◆ Task
Echo the lines of the records starting at the line containing "table-cell: 2.3 x 102 xyxy=(524,167,734,189)" and ending at the line containing "problem-1: When 3.0", both included.

________________________________________

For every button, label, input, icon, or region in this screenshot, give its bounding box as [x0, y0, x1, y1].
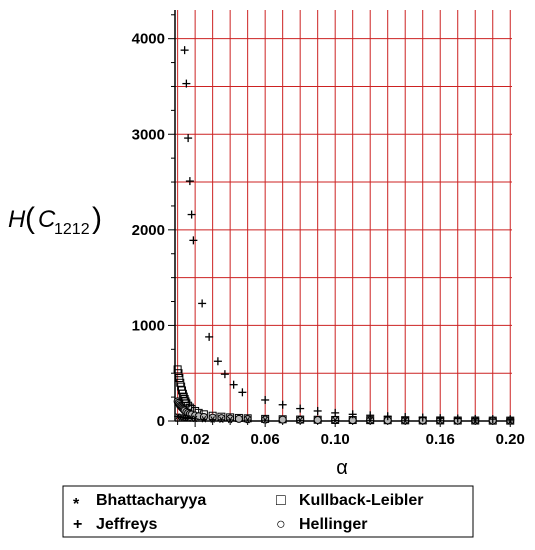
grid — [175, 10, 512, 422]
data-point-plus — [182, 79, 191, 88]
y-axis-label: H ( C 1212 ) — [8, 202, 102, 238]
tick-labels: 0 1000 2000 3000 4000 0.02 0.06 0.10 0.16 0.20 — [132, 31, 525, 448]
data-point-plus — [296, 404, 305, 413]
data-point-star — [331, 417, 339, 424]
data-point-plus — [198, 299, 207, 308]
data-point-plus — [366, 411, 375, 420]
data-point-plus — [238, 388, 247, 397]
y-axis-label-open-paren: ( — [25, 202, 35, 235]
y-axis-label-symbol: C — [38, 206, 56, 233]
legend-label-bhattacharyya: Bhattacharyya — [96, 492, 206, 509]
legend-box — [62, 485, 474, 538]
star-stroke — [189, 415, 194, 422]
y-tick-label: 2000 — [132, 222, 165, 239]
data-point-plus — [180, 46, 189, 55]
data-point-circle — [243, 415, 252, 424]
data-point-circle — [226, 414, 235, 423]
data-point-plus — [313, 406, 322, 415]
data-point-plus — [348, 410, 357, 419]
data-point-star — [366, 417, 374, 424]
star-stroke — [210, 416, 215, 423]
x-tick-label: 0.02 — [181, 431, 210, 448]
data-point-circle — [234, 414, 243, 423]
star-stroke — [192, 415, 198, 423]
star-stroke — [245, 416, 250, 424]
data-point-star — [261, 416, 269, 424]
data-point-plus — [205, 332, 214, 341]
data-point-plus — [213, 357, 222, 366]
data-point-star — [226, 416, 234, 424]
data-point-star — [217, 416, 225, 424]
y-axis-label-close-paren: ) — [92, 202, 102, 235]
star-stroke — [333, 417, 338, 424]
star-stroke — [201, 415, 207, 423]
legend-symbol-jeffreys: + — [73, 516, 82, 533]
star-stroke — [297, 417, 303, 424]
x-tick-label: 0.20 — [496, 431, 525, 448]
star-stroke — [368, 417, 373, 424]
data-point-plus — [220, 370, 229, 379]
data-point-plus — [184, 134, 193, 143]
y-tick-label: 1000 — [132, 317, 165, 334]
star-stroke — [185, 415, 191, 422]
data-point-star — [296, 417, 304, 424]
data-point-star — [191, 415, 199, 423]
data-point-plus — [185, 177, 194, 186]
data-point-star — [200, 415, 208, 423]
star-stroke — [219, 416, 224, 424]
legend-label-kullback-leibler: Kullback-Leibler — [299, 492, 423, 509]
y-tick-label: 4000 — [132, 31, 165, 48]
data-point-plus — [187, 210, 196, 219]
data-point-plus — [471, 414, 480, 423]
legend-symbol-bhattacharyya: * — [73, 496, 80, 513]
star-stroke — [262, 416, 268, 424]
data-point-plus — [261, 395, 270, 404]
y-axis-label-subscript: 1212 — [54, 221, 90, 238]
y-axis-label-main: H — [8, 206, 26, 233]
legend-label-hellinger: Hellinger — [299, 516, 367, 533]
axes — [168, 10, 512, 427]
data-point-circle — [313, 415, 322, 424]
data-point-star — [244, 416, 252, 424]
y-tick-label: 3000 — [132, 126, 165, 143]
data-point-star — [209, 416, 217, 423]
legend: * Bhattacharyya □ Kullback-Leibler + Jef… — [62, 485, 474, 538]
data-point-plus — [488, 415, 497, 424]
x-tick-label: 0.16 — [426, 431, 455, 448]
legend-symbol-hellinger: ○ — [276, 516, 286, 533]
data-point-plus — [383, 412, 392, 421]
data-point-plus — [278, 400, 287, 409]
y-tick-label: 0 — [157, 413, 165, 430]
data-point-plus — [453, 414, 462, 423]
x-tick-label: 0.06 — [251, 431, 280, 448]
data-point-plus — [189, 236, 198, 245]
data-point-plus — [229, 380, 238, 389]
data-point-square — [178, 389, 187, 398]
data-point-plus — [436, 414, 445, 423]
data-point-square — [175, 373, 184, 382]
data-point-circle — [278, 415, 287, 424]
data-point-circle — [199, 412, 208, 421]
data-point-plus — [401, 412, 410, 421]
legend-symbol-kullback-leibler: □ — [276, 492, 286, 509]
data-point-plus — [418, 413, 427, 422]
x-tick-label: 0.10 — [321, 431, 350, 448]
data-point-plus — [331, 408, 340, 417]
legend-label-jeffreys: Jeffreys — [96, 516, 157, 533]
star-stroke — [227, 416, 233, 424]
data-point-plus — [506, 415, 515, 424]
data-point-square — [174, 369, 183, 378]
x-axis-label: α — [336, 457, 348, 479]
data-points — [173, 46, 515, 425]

________________________________________

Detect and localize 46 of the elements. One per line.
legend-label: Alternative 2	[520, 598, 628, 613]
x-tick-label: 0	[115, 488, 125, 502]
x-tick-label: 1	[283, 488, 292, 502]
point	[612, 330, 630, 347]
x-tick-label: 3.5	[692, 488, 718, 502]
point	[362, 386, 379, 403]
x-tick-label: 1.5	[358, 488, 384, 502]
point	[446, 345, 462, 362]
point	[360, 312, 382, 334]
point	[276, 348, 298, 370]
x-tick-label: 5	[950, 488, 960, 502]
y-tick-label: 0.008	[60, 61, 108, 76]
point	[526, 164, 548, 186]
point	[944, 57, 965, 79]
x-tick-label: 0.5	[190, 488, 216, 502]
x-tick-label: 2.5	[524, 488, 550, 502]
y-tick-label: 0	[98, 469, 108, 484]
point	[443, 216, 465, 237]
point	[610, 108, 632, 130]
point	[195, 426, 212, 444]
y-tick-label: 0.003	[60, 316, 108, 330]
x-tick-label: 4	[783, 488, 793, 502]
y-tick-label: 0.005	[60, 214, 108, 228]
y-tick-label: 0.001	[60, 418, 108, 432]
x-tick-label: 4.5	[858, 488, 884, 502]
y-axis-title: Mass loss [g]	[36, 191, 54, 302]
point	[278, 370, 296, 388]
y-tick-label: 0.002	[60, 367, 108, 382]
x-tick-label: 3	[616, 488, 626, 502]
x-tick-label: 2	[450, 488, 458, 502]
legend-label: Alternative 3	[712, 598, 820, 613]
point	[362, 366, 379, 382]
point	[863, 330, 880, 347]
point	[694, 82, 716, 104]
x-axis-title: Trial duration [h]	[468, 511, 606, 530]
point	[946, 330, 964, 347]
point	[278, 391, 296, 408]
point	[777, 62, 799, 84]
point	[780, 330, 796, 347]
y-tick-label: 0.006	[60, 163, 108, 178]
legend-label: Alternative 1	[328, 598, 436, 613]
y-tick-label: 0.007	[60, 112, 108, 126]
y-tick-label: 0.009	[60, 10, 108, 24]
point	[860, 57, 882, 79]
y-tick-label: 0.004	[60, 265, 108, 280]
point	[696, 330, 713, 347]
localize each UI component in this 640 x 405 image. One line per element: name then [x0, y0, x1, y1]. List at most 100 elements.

________________________________________

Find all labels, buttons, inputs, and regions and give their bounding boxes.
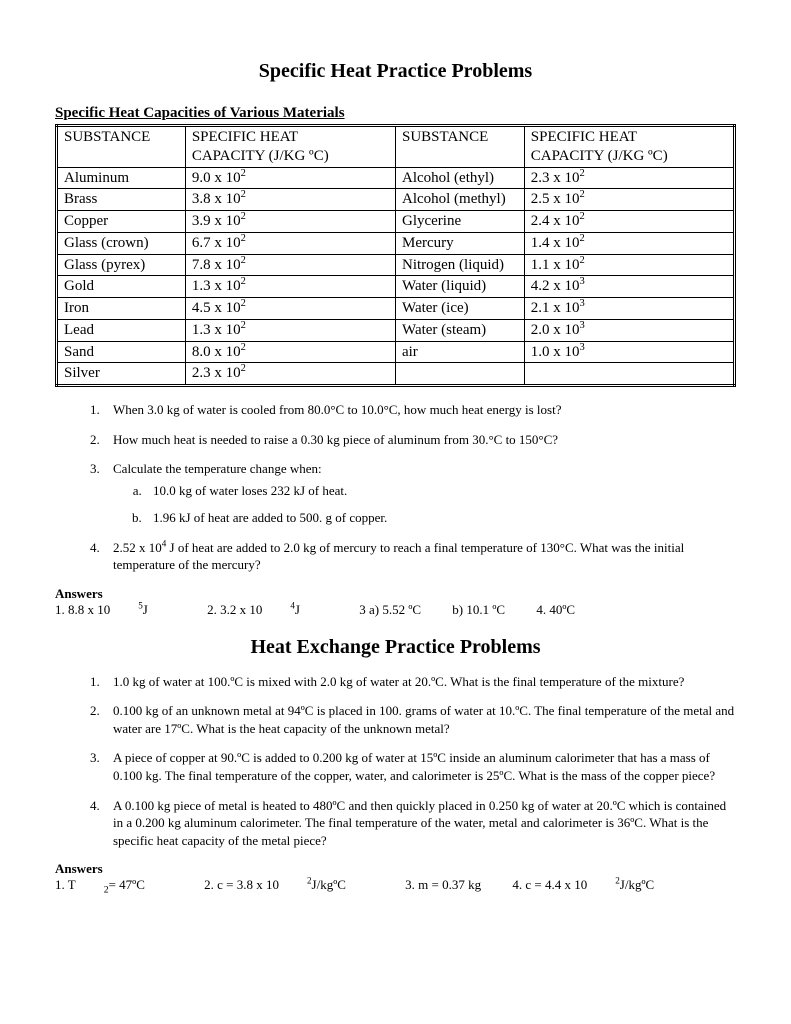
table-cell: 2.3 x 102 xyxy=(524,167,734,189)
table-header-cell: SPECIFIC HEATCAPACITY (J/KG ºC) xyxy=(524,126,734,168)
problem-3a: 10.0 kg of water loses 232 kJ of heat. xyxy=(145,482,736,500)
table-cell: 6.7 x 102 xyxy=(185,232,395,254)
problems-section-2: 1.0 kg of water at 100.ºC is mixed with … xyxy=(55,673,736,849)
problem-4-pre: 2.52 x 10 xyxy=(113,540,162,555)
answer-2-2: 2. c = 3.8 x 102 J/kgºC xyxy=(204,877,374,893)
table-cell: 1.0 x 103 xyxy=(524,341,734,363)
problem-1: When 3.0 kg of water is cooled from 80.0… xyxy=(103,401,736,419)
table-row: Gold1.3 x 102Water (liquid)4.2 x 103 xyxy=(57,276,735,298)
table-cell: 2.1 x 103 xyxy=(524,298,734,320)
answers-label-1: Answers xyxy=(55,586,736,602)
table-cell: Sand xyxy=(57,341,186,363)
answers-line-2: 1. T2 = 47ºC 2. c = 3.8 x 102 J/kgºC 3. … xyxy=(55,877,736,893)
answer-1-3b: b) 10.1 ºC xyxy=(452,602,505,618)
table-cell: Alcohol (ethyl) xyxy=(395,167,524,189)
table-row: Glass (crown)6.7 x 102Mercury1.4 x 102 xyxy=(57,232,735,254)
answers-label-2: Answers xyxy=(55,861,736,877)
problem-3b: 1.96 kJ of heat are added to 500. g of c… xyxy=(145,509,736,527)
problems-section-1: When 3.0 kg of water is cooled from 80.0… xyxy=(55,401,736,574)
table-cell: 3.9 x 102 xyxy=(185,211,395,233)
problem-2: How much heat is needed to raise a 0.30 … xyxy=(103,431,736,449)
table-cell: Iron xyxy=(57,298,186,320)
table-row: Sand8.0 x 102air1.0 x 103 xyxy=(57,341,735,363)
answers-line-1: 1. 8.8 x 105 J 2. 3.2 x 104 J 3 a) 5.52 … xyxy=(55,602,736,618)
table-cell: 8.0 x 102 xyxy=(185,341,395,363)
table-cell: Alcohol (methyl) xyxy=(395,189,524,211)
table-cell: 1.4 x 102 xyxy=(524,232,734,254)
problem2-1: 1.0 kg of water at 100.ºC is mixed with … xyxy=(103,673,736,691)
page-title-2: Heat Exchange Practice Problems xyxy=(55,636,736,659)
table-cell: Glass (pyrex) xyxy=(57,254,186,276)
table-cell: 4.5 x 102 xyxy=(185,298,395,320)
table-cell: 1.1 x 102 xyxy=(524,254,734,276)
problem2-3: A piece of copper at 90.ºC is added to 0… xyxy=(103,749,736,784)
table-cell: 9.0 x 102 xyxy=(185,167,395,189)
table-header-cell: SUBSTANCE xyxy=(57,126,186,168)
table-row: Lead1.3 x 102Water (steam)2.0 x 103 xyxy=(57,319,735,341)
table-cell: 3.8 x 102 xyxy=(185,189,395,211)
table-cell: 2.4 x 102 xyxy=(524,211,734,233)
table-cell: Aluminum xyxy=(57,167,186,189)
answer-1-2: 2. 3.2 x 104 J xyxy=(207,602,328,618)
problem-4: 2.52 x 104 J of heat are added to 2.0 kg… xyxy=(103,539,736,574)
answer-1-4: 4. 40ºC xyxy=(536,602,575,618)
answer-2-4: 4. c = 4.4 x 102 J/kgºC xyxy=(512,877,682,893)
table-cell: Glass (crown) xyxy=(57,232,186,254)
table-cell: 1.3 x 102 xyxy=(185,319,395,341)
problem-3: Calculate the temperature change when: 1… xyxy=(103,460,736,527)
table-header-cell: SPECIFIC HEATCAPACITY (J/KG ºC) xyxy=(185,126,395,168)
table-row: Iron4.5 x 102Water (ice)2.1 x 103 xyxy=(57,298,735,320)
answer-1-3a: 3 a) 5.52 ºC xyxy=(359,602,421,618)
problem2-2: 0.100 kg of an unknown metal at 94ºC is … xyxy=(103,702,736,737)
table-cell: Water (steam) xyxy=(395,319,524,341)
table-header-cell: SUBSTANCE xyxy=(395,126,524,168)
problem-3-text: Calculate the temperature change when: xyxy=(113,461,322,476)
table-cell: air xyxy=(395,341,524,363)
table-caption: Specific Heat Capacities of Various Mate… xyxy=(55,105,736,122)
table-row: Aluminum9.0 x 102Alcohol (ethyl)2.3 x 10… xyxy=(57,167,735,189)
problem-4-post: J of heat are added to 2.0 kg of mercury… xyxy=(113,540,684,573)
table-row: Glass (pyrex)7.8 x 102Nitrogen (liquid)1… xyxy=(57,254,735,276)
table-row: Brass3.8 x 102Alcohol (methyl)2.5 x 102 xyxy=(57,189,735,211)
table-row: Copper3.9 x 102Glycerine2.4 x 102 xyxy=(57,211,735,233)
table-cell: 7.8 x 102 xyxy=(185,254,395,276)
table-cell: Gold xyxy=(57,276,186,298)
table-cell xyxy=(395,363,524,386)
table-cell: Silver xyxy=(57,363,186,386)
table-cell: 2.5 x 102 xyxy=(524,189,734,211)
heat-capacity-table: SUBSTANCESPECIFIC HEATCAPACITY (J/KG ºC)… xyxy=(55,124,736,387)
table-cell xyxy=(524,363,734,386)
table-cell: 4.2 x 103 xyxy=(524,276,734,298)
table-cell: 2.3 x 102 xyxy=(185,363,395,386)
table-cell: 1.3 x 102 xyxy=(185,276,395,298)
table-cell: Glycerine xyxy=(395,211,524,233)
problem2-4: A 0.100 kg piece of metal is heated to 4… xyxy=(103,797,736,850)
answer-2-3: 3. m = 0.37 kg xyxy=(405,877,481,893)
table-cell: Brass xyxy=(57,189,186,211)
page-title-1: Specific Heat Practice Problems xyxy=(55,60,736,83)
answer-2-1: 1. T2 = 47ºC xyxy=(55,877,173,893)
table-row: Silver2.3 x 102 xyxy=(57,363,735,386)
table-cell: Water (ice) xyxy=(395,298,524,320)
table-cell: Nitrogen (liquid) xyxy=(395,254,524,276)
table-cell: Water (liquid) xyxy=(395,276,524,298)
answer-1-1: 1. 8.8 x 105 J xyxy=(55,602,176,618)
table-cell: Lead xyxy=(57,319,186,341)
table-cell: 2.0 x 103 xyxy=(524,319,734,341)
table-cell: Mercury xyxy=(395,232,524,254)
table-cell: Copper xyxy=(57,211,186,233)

________________________________________

◆ Finished task
table-cell: 2.3 x 102 xyxy=(524,167,734,189)
table-header-cell: SPECIFIC HEATCAPACITY (J/KG ºC) xyxy=(524,126,734,168)
problem-3a: 10.0 kg of water loses 232 kJ of heat. xyxy=(145,482,736,500)
table-cell: 6.7 x 102 xyxy=(185,232,395,254)
problems-section-2: 1.0 kg of water at 100.ºC is mixed with … xyxy=(55,673,736,849)
problem-4-pre: 2.52 x 10 xyxy=(113,540,162,555)
answer-2-2: 2. c = 3.8 x 102 J/kgºC xyxy=(204,877,374,893)
table-cell: 1.0 x 103 xyxy=(524,341,734,363)
problem-1: When 3.0 kg of water is cooled from 80.0… xyxy=(103,401,736,419)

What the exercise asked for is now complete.